- TEXTO FORNECIDO:
___

A grande polêmica, no entanto, é com os caminhos propostos pelo novo ministro, a começar por sua preferência pelo solução estatal. Em segundo lugar, é muito difícil concordar com sua obsessão em transformar a Telebrás numa empresa operadora das telecomunicações da rede do governo federal e gestora do PNBL. Em terceiro, com sua facilidade extrema em fazer promessas de difícil cumprimento, como banda larga de boa qualidade a R$ 15 por mês (agora já reduzida para R$ 10). Em quarto, com sua idéia de “regular” o mercado, introduzindo uma competição que, a seu ver, determinará a queda dos preços, mesmo com a permanência da maior tributação sobre serviços de telecomunicações do mundo.
Promessas mil
Mais do que político em palanque, o ministro Santanna faz promessas delirantes sobre a capacidade futura da Telebrás. Alguns críticos bem-humorados dizem que a maior crueldade que poderemos fazer com o ministro Santanna num futuro próximo será cobrar dele o cumprimento dessas promessas.

___

- ITENS DE DADOS:
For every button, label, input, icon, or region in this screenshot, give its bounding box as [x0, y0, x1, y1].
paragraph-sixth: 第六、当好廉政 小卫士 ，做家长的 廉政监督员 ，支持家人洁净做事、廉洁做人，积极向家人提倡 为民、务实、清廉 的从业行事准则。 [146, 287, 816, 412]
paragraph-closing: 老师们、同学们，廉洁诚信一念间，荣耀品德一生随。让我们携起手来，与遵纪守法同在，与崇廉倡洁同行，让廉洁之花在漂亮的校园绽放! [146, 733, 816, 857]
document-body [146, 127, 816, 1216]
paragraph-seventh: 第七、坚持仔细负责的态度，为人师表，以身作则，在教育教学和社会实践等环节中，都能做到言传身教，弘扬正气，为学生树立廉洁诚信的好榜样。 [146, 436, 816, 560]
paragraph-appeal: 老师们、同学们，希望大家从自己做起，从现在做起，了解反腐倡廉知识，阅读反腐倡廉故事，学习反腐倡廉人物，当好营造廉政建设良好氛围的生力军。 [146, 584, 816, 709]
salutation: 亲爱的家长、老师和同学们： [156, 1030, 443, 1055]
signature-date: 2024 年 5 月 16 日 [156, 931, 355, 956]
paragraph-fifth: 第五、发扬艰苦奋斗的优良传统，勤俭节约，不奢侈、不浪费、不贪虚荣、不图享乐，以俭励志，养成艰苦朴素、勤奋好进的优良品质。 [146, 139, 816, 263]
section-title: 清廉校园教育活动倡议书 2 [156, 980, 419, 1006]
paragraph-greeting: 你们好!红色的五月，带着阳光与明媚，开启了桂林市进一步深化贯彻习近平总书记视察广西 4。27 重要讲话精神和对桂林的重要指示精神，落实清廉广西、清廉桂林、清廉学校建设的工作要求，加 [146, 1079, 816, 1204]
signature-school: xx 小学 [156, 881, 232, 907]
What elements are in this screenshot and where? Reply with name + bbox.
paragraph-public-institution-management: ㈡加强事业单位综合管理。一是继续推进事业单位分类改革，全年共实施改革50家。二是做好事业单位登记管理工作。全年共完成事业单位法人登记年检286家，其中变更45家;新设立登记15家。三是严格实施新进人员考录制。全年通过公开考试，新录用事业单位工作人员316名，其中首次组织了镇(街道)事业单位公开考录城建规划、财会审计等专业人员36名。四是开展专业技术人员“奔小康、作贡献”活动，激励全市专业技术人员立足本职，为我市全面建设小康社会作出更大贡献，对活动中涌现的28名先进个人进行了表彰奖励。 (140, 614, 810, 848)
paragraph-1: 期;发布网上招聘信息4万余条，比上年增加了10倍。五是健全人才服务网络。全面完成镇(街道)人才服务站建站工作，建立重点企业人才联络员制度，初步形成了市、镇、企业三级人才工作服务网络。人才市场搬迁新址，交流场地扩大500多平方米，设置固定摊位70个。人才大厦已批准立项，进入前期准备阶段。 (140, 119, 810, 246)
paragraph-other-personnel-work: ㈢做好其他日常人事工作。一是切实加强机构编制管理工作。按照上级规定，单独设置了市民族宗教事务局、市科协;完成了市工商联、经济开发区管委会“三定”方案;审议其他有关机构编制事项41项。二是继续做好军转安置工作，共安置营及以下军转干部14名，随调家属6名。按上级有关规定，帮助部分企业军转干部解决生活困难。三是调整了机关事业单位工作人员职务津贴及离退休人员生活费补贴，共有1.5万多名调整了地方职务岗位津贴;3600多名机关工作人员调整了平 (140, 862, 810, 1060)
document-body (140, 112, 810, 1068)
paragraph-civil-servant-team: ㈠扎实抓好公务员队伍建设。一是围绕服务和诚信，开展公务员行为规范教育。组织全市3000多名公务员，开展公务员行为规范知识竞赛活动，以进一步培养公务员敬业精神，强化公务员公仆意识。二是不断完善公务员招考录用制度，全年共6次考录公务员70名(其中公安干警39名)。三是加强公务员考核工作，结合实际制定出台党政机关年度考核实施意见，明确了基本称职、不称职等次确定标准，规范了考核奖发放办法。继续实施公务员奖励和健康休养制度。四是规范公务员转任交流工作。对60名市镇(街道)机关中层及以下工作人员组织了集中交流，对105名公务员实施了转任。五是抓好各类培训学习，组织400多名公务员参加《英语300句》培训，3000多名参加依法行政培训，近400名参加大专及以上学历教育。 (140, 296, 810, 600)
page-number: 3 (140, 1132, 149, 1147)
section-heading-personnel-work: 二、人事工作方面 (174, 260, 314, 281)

___

- SUA TAREFA: Reescreva tudo desde "A grande polêmica, no" até "telecomunicações do mundo." no texto sobre a Telebrás, substituindo "PNBL" por "Plano Nacional de Banda Larga".

- RESOLUÇÃO ESCRITA:
A grande polêmica, no entanto, é com os caminhos propostos pelo novo ministro, a começar por sua preferência pelo solução estatal. Em segundo lugar, é muito difícil concordar com sua obsessão em transformar a Telebrás numa empresa operadora das telecomunicações da rede do governo federal e gestora do Plano Nacional de Banda Larga. Em terceiro, com sua facilidade extrema em fazer promessas de difícil cumprimento, como banda larga de boa qualidade a R$ 15 por mês (agora já reduzida para R$ 10). Em quarto, com sua idéia de “regular” o mercado, introduzindo uma competição que, a seu ver, determinará a queda dos preços, mesmo com a permanência da maior tributação sobre serviços de telecomunicações do mundo.